» PROBLEM DETAILS
Copy out the lines that have "искажением" in them.

» RECORD EXCERPTS
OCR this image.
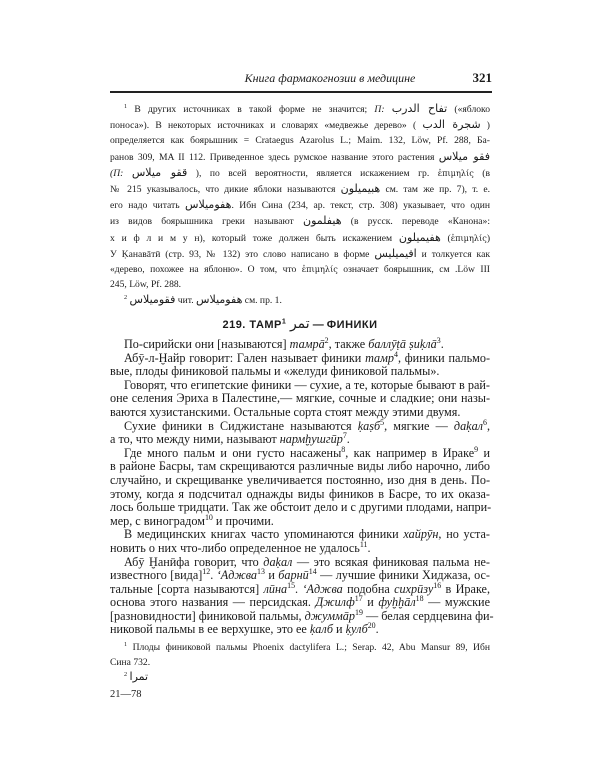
Книга фармакогнозии в медицине	321
$^1$ В других источниках в такой форме не значится; П: تفاح الدرب («яблоко
поноса»). В некоторых источниках и словарях «медвежье дерево» ( شجرة الدب )
определяется как боярышник = Crataegus Azarolus L.; Maim. 132, Löw, Pf. 288, Ба-
ранов 309, MA II 112. Приведенное здесь румское название этого растения فقو ميلاس
(П: ققو ميلاس ), по всей вероятности, является искажением гр. ἐπιμηλίς (в
№ 215 указывалось, что дикие яблоки называются هبيميلون см. там же пр. 7), т. е.
его надо читать هفوميلاس. Ибн Сина (234, ар. текст, стр. 308) указывает, что один
из видов боярышника греки называют هيفلمون (в русск. переводе «Канона»:
х и ф л и м у н), который тоже должен быть искажением هفيميلون (ἐπιμηλίς)
У Ḳанавāтӣ (стр. 93, № 132) это слово написано в форме افيميليس и толкуется как
«дерево, похожее на яблоню». О том, что ἐπιμηλίς означает боярышник, см .Löw III
245, Löw, Pf. 288.
$^2$ فقوميلاس чит. هفوميلاس см. пр. 1.
219. ТАМР$^1$ تمر — ФИНИКИ
По-сирийски они [называются] тамрā$^2$, также баллӯṭā ṣиḳлā$^3$.
Абӯ-л-Ḫайр говорит: Гален называет финики тамр$^4$, финики пальмо-
вые, плоды финиковой пальмы и «желуди финиковой пальмы».
Говорят, что египетские финики — сухие, а те, которые бывают в рай-
оне селения Эриха в Палестине,— мягкие, сочные и сладкие; они назы-
ваются хузистанскими. Остальные сорта стоят между этими двумя.
Сухие финики в Сиджистане называются ḳаṣб$^5$, мягкие — даḳал$^6$,
а то, что между ними, называют нармḫушгӣр$^7$.
Где много пальм и они густо насажены$^8$, как например в Ираке$^9$ и
в районе Басры, там скрещиваются различные виды либо нарочно, либо
случайно, и скрещиванке увеличивается постоянно, изо дня в день. По-
этому, когда я подсчитал однажды виды фиников в Басре, то их оказа-
лось больше тридцати. Так же обстоит дело и с другими плодами, напри-
мер, с виноградом$^{10}$ и прочими.
В медицинских книгах часто упоминаются финики хайрӯн, но уста-
новить о них что-либо определенное не удалось$^{11}$.
Абӯ Ḫанӣфа говорит, что даḳал — это всякая финиковая пальма не-
известного [вида]$^{12}$. ʻАджва$^{13}$ и барнӣ$^{14}$ — лучшие финики Хиджаза, ос-
тальные [сорта называются] лӣна$^{15}$. ʻАджва подобна сихрӣзу$^{16}$ в Ираке,
основа этого названия — персидская. Джилф$^{17}$ и фуḫḫāл$^{18}$ — мужские
[разновидности] финиковой пальмы, джуммāр$^{19}$ — белая сердцевина фи-
никовой пальмы в ее верхушке, это ее ḳалб и ḳулб$^{20}$.
$^1$ Плоды финиковой пальмы Phoenix dactylifera L.; Serap. 42, Abu Mansur 89, Ибн
Сина 732.
$^2$ تمرا
21—78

» RESULT OF THE TASK
(П: ققو ميلاس ), по всей вероятности, является искажением гр. ἐπιμηλίς (в
х и ф л и м у н), который тоже должен быть искажением هفيميلون (ἐπιμηλίς)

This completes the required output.